-- Direction --
Search the data for the string "name" and gather each line it is in.

-- Available data --
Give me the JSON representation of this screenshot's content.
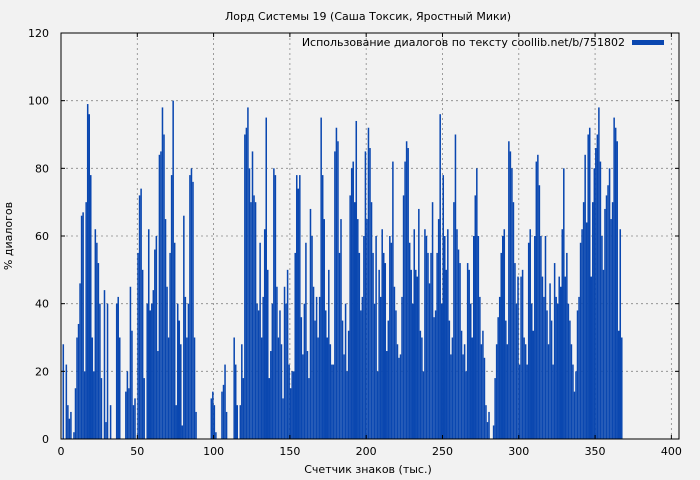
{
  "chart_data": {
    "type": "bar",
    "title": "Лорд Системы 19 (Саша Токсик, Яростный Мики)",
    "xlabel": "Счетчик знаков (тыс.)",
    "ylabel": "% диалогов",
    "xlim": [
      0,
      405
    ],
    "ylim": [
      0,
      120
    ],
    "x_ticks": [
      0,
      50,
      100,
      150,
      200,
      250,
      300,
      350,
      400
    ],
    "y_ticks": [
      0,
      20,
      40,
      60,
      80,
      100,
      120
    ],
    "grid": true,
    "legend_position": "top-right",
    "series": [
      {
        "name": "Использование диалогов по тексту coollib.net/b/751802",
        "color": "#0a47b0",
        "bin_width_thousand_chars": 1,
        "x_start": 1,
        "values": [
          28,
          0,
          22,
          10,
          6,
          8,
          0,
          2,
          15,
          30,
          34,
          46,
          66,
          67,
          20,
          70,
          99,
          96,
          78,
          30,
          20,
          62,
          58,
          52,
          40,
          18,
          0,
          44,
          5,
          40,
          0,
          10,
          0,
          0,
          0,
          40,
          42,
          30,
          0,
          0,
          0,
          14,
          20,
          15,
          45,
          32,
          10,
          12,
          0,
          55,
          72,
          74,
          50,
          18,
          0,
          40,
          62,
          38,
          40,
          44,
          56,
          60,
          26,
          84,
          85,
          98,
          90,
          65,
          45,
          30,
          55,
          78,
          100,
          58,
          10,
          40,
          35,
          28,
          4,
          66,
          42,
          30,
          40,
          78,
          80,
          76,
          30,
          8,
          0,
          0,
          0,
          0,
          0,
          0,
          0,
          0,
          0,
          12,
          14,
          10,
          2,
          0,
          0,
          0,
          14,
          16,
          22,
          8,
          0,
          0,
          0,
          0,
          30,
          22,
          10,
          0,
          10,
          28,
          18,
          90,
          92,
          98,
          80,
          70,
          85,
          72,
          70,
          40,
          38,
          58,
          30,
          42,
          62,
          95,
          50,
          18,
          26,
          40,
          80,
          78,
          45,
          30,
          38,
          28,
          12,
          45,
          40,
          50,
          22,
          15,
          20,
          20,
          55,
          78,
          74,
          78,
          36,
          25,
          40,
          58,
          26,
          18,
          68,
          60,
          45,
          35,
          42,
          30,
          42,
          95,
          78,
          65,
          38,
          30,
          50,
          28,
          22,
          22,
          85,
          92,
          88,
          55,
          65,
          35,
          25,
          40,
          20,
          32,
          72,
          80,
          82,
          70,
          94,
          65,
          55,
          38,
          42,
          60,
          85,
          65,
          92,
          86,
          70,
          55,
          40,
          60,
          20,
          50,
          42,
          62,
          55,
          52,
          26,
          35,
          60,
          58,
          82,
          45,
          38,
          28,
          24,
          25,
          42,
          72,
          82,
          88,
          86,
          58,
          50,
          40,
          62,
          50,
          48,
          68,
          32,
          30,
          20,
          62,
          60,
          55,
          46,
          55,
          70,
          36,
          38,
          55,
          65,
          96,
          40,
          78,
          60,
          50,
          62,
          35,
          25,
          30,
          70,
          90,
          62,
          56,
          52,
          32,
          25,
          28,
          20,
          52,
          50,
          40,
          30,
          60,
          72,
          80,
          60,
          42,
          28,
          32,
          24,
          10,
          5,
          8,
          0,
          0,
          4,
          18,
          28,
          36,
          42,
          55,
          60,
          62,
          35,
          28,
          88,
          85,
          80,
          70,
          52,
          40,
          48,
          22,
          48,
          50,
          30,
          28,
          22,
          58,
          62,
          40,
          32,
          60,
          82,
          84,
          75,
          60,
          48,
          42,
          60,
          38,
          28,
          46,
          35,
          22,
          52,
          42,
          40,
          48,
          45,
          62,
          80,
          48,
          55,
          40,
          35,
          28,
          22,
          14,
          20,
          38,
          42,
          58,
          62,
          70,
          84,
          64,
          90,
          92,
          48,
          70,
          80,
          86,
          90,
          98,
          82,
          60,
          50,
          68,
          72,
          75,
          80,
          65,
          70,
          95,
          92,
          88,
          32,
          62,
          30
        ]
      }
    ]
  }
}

--

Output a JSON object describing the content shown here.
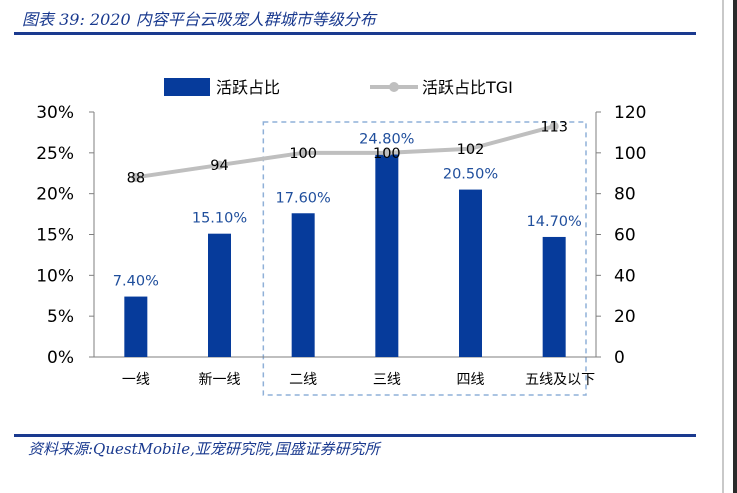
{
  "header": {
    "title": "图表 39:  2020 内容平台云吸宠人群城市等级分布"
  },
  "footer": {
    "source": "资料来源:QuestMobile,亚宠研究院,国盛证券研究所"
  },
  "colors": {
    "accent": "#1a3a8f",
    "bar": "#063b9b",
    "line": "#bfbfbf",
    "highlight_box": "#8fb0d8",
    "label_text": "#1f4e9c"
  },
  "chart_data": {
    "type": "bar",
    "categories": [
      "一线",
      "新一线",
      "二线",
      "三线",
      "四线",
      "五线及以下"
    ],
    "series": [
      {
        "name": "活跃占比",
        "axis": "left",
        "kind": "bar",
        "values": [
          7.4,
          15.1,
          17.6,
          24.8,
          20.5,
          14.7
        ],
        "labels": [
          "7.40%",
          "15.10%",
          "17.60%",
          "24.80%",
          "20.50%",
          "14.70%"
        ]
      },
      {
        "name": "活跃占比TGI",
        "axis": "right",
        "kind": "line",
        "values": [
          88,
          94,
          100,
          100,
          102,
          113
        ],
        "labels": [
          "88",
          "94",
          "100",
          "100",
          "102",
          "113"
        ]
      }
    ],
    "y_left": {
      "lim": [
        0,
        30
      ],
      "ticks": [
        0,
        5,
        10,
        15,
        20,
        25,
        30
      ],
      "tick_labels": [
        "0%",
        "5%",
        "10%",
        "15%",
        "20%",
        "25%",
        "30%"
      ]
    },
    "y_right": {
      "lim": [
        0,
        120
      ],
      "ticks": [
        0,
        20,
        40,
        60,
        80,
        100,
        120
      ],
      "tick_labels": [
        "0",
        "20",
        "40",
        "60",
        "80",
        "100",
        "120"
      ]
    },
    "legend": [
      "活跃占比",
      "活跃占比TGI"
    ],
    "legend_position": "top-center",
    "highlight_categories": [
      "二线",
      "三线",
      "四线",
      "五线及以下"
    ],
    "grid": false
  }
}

==

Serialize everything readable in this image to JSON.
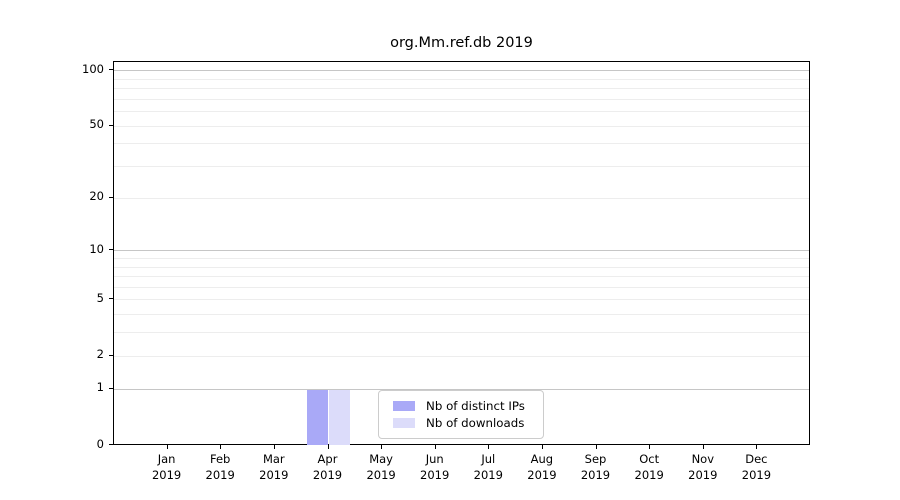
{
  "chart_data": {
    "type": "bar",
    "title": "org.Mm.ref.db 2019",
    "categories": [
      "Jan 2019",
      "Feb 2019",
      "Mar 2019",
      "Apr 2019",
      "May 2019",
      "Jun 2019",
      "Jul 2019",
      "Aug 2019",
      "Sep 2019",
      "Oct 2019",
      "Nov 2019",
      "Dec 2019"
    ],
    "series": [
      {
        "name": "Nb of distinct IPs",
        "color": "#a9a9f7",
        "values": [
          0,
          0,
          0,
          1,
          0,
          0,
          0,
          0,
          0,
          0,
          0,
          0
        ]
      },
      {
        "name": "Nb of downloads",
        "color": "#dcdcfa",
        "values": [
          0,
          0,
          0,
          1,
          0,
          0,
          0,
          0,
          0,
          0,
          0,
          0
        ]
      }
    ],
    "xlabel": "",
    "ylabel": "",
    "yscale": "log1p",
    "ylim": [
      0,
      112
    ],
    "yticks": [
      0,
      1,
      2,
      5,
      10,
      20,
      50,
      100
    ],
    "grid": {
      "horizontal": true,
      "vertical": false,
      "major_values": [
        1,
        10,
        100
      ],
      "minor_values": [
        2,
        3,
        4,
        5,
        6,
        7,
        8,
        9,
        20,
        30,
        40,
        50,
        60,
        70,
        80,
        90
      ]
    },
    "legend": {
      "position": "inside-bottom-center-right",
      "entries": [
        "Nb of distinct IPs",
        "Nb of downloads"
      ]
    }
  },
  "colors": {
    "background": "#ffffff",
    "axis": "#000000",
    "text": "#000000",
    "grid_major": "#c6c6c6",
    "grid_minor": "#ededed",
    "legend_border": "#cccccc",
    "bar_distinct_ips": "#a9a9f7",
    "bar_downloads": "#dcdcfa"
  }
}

-- Worked answer --
        "name": "Использование диалогов по тексту coollib.net/b/751802",
        "name": "活跃占比",
        "name": "活跃占比TGI",
        "name": "Nb of distinct IPs",
        "name": "Nb of downloads",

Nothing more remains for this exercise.